§ What you are asked to do
Please quote every line word for word.

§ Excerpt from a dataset
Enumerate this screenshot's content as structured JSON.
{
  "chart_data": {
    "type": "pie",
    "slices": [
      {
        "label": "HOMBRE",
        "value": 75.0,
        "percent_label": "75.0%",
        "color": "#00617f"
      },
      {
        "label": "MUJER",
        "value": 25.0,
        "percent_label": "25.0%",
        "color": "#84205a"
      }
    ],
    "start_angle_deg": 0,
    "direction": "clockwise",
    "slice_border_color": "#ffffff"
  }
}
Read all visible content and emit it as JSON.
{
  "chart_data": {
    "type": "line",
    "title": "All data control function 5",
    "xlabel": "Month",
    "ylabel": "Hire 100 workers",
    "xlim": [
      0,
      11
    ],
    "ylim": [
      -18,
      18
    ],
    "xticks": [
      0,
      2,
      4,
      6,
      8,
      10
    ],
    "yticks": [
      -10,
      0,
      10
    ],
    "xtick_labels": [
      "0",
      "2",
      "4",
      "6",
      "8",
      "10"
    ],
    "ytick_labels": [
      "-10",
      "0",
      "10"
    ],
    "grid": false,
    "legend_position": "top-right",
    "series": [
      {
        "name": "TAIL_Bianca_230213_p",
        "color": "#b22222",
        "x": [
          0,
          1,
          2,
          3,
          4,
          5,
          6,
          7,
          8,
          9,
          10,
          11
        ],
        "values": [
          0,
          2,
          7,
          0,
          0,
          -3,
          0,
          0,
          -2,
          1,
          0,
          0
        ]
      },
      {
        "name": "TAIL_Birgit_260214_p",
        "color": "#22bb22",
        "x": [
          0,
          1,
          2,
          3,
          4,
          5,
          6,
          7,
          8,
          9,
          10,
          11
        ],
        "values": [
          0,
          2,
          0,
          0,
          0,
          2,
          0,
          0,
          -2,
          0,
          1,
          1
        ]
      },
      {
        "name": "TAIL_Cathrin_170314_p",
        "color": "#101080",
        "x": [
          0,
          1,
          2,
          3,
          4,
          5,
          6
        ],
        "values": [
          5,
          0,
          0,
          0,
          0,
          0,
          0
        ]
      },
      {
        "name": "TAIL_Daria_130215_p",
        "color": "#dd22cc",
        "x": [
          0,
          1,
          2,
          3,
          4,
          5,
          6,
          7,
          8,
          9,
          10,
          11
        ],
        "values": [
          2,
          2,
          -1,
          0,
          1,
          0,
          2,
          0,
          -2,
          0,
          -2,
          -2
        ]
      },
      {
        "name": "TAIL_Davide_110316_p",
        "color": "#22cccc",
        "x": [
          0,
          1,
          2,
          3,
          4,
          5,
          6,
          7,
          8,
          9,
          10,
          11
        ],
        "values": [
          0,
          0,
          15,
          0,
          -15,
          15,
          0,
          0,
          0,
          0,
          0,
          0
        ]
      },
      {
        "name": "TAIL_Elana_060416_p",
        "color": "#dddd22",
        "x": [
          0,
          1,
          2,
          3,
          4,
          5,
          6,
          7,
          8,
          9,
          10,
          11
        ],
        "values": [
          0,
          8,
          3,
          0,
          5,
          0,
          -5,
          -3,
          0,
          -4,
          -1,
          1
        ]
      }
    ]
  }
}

§ Reply
Enumerate this screenshot's content as structured JSON.
{
  "chart_data": {
    "type": "pie",
    "slices": [
      {
        "label": "HOMBRE",
        "value": 75.0,
        "percent_label": "75.0%",
        "color": "#00617f"
      },
      {
        "label": "MUJER",
        "value": 25.0,
        "percent_label": "25.0%",
        "color": "#84205a"
      }
    ],
    "start_angle_deg": 0,
    "direction": "clockwise",
    "slice_border_color": "#ffffff"
  }
}
Read all visible content and emit it as JSON.
{
  "chart_data": {
    "type": "line",
    "title": "All data control function 5",
    "xlabel": "Month",
    "ylabel": "Hire 100 workers",
    "xlim": [
      0,
      11
    ],
    "ylim": [
      -18,
      18
    ],
    "xticks": [
      0,
      2,
      4,
      6,
      8,
      10
    ],
    "yticks": [
      -10,
      0,
      10
    ],
    "xtick_labels": [
      "0",
      "2",
      "4",
      "6",
      "8",
      "10"
    ],
    "ytick_labels": [
      "-10",
      "0",
      "10"
    ],
    "grid": false,
    "legend_position": "top-right",
    "series": [
      {
        "name": "TAIL_Bianca_230213_p",
        "color": "#b22222",
        "x": [
          0,
          1,
          2,
          3,
          4,
          5,
          6,
          7,
          8,
          9,
          10,
          11
        ],
        "values": [
          0,
          2,
          7,
          0,
          0,
          -3,
          0,
          0,
          -2,
          1,
          0,
          0
        ]
      },
      {
        "name": "TAIL_Birgit_260214_p",
        "color": "#22bb22",
        "x": [
          0,
          1,
          2,
          3,
          4,
          5,
          6,
          7,
          8,
          9,
          10,
          11
        ],
        "values": [
          0,
          2,
          0,
          0,
          0,
          2,
          0,
          0,
          -2,
          0,
          1,
          1
        ]
      },
      {
        "name": "TAIL_Cathrin_170314_p",
        "color": "#101080",
        "x": [
          0,
          1,
          2,
          3,
          4,
          5,
          6
        ],
        "values": [
          5,
          0,
          0,
          0,
          0,
          0,
          0
        ]
      },
      {
        "name": "TAIL_Daria_130215_p",
        "color": "#dd22cc",
        "x": [
          0,
          1,
          2,
          3,
          4,
          5,
          6,
          7,
          8,
          9,
          10,
          11
        ],
        "values": [
          2,
          2,
          -1,
          0,
          1,
          0,
          2,
          0,
          -2,
          0,
          -2,
          -2
        ]
      },
      {
        "name": "TAIL_Davide_110316_p",
        "color": "#22cccc",
        "x": [
          0,
          1,
          2,
          3,
          4,
          5,
          6,
          7,
          8,
          9,
          10,
          11
        ],
        "values": [
          0,
          0,
          15,
          0,
          -15,
          15,
          0,
          0,
          0,
          0,
          0,
          0
        ]
      },
      {
        "name": "TAIL_Elana_060416_p",
        "color": "#dddd22",
        "x": [
          0,
          1,
          2,
          3,
          4,
          5,
          6,
          7,
          8,
          9,
          10,
          11
        ],
        "values": [
          0,
          8,
          3,
          0,
          5,
          0,
          -5,
          -3,
          0,
          -4,
          -1,
          1
        ]
      }
    ]
  }
}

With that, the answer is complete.